**Dataset rows**.
★ ★ ★ ★ ★

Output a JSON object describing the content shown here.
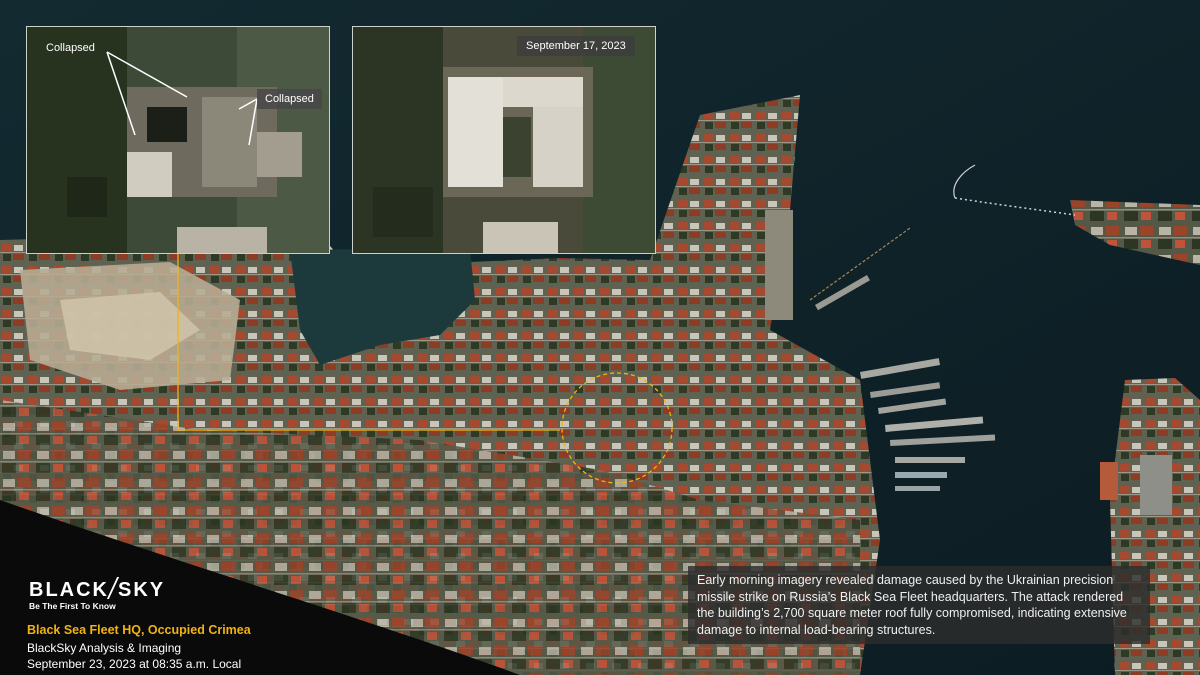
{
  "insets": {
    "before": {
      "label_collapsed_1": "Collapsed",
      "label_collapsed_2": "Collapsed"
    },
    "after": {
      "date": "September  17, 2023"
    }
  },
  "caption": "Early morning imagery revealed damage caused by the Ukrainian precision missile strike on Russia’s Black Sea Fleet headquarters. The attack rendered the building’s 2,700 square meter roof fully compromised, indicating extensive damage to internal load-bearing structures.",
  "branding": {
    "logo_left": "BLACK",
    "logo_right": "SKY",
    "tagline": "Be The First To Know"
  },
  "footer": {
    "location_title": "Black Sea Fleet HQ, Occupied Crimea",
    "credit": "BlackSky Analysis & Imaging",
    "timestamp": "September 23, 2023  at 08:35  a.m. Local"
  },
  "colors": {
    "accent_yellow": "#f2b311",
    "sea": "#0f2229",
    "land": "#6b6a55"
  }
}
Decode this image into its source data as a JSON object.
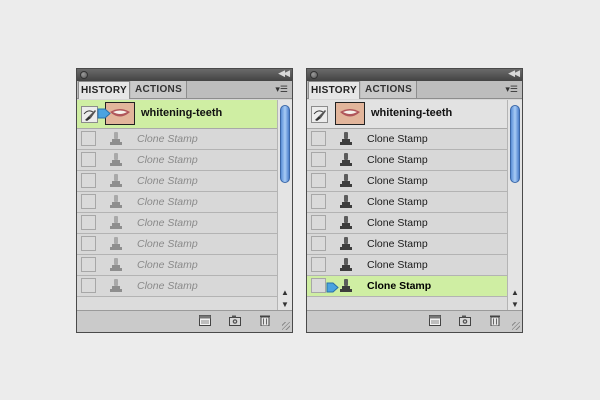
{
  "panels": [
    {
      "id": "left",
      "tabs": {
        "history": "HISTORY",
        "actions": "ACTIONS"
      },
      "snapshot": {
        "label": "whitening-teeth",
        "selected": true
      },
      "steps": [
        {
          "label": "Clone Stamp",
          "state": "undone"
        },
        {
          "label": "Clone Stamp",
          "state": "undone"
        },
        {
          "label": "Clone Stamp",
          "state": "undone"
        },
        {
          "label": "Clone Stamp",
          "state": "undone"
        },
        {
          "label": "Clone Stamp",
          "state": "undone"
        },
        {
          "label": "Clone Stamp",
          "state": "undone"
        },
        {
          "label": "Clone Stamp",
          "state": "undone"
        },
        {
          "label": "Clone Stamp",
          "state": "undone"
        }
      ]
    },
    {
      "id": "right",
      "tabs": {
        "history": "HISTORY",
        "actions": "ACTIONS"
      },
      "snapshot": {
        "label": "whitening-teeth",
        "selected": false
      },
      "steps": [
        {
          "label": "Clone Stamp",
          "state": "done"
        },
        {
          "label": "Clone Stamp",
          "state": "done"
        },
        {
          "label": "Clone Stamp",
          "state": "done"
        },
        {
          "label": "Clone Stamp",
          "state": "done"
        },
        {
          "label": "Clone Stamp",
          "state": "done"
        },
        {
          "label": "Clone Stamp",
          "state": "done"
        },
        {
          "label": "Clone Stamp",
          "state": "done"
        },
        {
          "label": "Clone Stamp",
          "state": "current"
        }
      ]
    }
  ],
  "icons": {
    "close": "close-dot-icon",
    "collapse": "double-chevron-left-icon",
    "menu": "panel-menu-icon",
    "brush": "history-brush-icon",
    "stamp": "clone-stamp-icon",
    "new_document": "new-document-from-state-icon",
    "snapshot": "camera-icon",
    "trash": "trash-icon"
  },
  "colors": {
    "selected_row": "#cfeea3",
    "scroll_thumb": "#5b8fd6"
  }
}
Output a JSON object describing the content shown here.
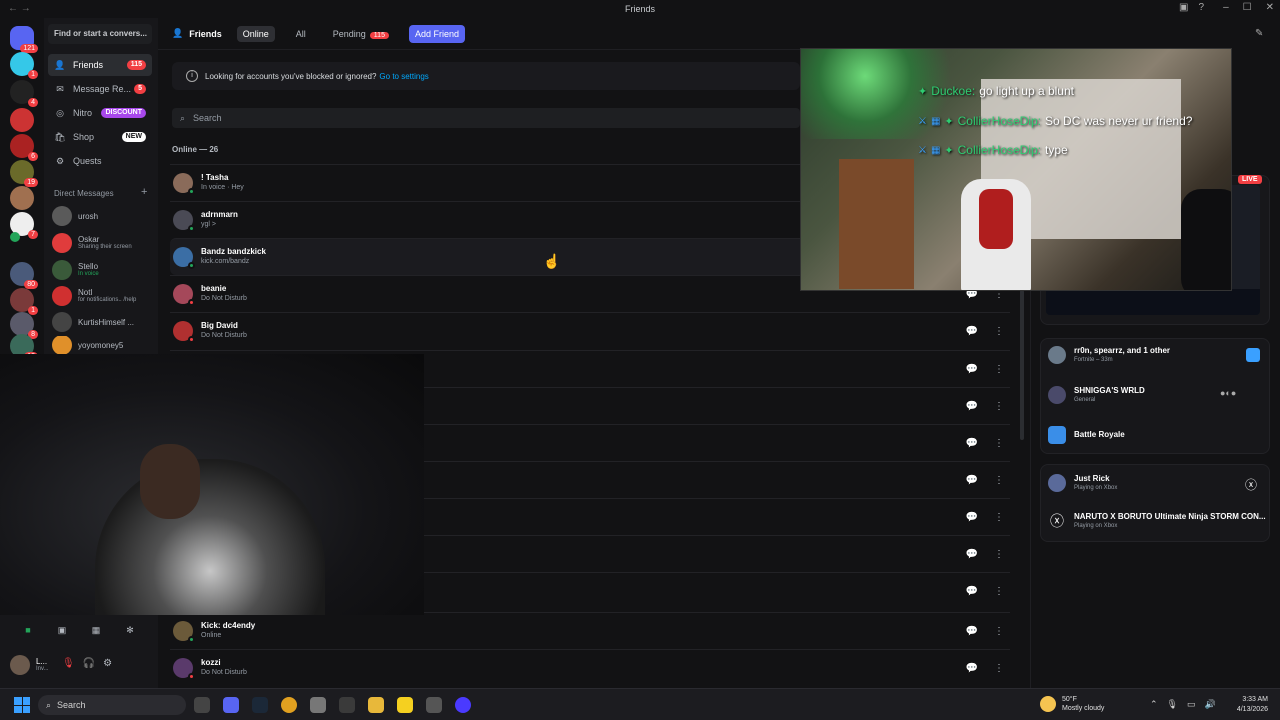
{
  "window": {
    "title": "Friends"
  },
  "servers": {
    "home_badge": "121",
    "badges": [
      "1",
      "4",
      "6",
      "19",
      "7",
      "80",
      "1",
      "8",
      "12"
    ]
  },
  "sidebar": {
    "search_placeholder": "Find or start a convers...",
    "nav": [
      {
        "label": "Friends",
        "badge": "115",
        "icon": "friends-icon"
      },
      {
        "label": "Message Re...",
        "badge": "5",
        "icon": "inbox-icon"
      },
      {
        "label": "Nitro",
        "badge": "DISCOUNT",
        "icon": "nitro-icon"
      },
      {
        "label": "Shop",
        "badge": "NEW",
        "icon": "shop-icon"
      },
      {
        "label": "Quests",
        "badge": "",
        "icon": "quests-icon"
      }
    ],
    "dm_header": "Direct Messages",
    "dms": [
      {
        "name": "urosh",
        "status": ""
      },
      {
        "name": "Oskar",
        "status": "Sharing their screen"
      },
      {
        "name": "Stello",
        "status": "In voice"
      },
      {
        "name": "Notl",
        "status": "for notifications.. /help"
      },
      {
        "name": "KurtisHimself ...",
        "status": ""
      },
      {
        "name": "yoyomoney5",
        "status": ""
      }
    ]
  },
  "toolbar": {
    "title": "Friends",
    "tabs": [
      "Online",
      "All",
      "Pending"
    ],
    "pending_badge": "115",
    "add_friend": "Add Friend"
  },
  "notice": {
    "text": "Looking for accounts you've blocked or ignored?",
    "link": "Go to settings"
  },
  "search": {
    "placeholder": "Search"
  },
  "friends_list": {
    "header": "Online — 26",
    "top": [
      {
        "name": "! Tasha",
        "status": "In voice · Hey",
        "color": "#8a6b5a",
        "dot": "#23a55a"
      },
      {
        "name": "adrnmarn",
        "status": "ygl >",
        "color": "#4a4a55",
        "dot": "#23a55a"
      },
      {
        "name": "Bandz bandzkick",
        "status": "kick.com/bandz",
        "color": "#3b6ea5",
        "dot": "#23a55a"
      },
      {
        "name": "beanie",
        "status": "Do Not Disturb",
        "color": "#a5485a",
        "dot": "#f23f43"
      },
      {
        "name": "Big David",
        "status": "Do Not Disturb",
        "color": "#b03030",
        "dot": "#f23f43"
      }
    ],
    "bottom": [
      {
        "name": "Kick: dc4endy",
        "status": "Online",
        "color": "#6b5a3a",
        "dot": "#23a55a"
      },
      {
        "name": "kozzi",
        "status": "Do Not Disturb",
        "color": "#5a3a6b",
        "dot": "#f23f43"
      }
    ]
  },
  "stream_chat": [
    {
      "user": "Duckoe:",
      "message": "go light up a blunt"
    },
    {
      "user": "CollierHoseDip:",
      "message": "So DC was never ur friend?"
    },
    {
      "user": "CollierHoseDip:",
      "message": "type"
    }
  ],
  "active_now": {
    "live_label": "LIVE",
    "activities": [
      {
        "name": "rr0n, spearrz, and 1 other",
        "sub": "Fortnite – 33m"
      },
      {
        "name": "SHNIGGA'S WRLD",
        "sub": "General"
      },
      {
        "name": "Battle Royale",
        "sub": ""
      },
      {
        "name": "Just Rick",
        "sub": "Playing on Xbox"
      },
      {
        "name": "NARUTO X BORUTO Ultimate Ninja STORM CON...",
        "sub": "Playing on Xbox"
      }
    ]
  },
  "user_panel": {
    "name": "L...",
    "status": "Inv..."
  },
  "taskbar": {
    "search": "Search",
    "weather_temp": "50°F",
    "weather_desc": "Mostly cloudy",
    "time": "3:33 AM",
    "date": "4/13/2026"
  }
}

★ ★ ★ ★ ★

**Requirements**. Repeat the full listing above exactly, with no pictures in the copy.

**Task solution**.
Output a JSON object describing the content shown here.
{
  "insets": {
    "before": {
      "label_collapsed_1": "Collapsed",
      "label_collapsed_2": "Collapsed"
    },
    "after": {
      "date": "September  17, 2023"
    }
  },
  "caption": "Early morning imagery revealed damage caused by the Ukrainian precision missile strike on Russia’s Black Sea Fleet headquarters. The attack rendered the building’s 2,700 square meter roof fully compromised, indicating extensive damage to internal load-bearing structures.",
  "branding": {
    "logo_left": "BLACK",
    "logo_right": "SKY",
    "tagline": "Be The First To Know"
  },
  "footer": {
    "location_title": "Black Sea Fleet HQ, Occupied Crimea",
    "credit": "BlackSky Analysis & Imaging",
    "timestamp": "September 23, 2023  at 08:35  a.m. Local"
  },
  "colors": {
    "accent_yellow": "#f2b311",
    "sea": "#0f2229",
    "land": "#6b6a55"
  }
}
Decode this image into its source data as a JSON object.
{
  "panels": [
    {
      "id": "left",
      "tabs": {
        "history": "HISTORY",
        "actions": "ACTIONS"
      },
      "snapshot": {
        "label": "whitening-teeth",
        "selected": true
      },
      "steps": [
        {
          "label": "Clone Stamp",
          "state": "undone"
        },
        {
          "label": "Clone Stamp",
          "state": "undone"
        },
        {
          "label": "Clone Stamp",
          "state": "undone"
        },
        {
          "label": "Clone Stamp",
          "state": "undone"
        },
        {
          "label": "Clone Stamp",
          "state": "undone"
        },
        {
          "label": "Clone Stamp",
          "state": "undone"
        },
        {
          "label": "Clone Stamp",
          "state": "undone"
        },
        {
          "label": "Clone Stamp",
          "state": "undone"
        }
      ]
    },
    {
      "id": "right",
      "tabs": {
        "history": "HISTORY",
        "actions": "ACTIONS"
      },
      "snapshot": {
        "label": "whitening-teeth",
        "selected": false
      },
      "steps": [
        {
          "label": "Clone Stamp",
          "state": "done"
        },
        {
          "label": "Clone Stamp",
          "state": "done"
        },
        {
          "label": "Clone Stamp",
          "state": "done"
        },
        {
          "label": "Clone Stamp",
          "state": "done"
        },
        {
          "label": "Clone Stamp",
          "state": "done"
        },
        {
          "label": "Clone Stamp",
          "state": "done"
        },
        {
          "label": "Clone Stamp",
          "state": "done"
        },
        {
          "label": "Clone Stamp",
          "state": "current"
        }
      ]
    }
  ],
  "icons": {
    "close": "close-dot-icon",
    "collapse": "double-chevron-left-icon",
    "menu": "panel-menu-icon",
    "brush": "history-brush-icon",
    "stamp": "clone-stamp-icon",
    "new_document": "new-document-from-state-icon",
    "snapshot": "camera-icon",
    "trash": "trash-icon"
  },
  "colors": {
    "selected_row": "#cfeea3",
    "scroll_thumb": "#5b8fd6"
  }
}
Output a JSON object describing the content shown here.
{
  "window": {
    "title": "Friends"
  },
  "servers": {
    "home_badge": "121",
    "badges": [
      "1",
      "4",
      "6",
      "19",
      "7",
      "80",
      "1",
      "8",
      "12"
    ]
  },
  "sidebar": {
    "search_placeholder": "Find or start a convers...",
    "nav": [
      {
        "label": "Friends",
        "badge": "115",
        "icon": "friends-icon"
      },
      {
        "label": "Message Re...",
        "badge": "5",
        "icon": "inbox-icon"
      },
      {
        "label": "Nitro",
        "badge": "DISCOUNT",
        "icon": "nitro-icon"
      },
      {
        "label": "Shop",
        "badge": "NEW",
        "icon": "shop-icon"
      },
      {
        "label": "Quests",
        "badge": "",
        "icon": "quests-icon"
      }
    ],
    "dm_header": "Direct Messages",
    "dms": [
      {
        "name": "urosh",
        "status": ""
      },
      {
        "name": "Oskar",
        "status": "Sharing their screen"
      },
      {
        "name": "Stello",
        "status": "In voice"
      },
      {
        "name": "Notl",
        "status": "for notifications.. /help"
      },
      {
        "name": "KurtisHimself ...",
        "status": ""
      },
      {
        "name": "yoyomoney5",
        "status": ""
      }
    ]
  },
  "toolbar": {
    "title": "Friends",
    "tabs": [
      "Online",
      "All",
      "Pending"
    ],
    "pending_badge": "115",
    "add_friend": "Add Friend"
  },
  "notice": {
    "text": "Looking for accounts you've blocked or ignored?",
    "link": "Go to settings"
  },
  "search": {
    "placeholder": "Search"
  },
  "friends_list": {
    "header": "Online — 26",
    "top": [
      {
        "name": "! Tasha",
        "status": "In voice · Hey",
        "color": "#8a6b5a",
        "dot": "#23a55a"
      },
      {
        "name": "adrnmarn",
        "status": "ygl >",
        "color": "#4a4a55",
        "dot": "#23a55a"
      },
      {
        "name": "Bandz bandzkick",
        "status": "kick.com/bandz",
        "color": "#3b6ea5",
        "dot": "#23a55a"
      },
      {
        "name": "beanie",
        "status": "Do Not Disturb",
        "color": "#a5485a",
        "dot": "#f23f43"
      },
      {
        "name": "Big David",
        "status": "Do Not Disturb",
        "color": "#b03030",
        "dot": "#f23f43"
      }
    ],
    "bottom": [
      {
        "name": "Kick: dc4endy",
        "status": "Online",
        "color": "#6b5a3a",
        "dot": "#23a55a"
      },
      {
        "name": "kozzi",
        "status": "Do Not Disturb",
        "color": "#5a3a6b",
        "dot": "#f23f43"
      }
    ]
  },
  "stream_chat": [
    {
      "user": "Duckoe:",
      "message": "go light up a blunt"
    },
    {
      "user": "CollierHoseDip:",
      "message": "So DC was never ur friend?"
    },
    {
      "user": "CollierHoseDip:",
      "message": "type"
    }
  ],
  "active_now": {
    "live_label": "LIVE",
    "activities": [
      {
        "name": "rr0n, spearrz, and 1 other",
        "sub": "Fortnite – 33m"
      },
      {
        "name": "SHNIGGA'S WRLD",
        "sub": "General"
      },
      {
        "name": "Battle Royale",
        "sub": ""
      },
      {
        "name": "Just Rick",
        "sub": "Playing on Xbox"
      },
      {
        "name": "NARUTO X BORUTO Ultimate Ninja STORM CON...",
        "sub": "Playing on Xbox"
      }
    ]
  },
  "user_panel": {
    "name": "L...",
    "status": "Inv..."
  },
  "taskbar": {
    "search": "Search",
    "weather_temp": "50°F",
    "weather_desc": "Mostly cloudy",
    "time": "3:33 AM",
    "date": "4/13/2026"
  }
}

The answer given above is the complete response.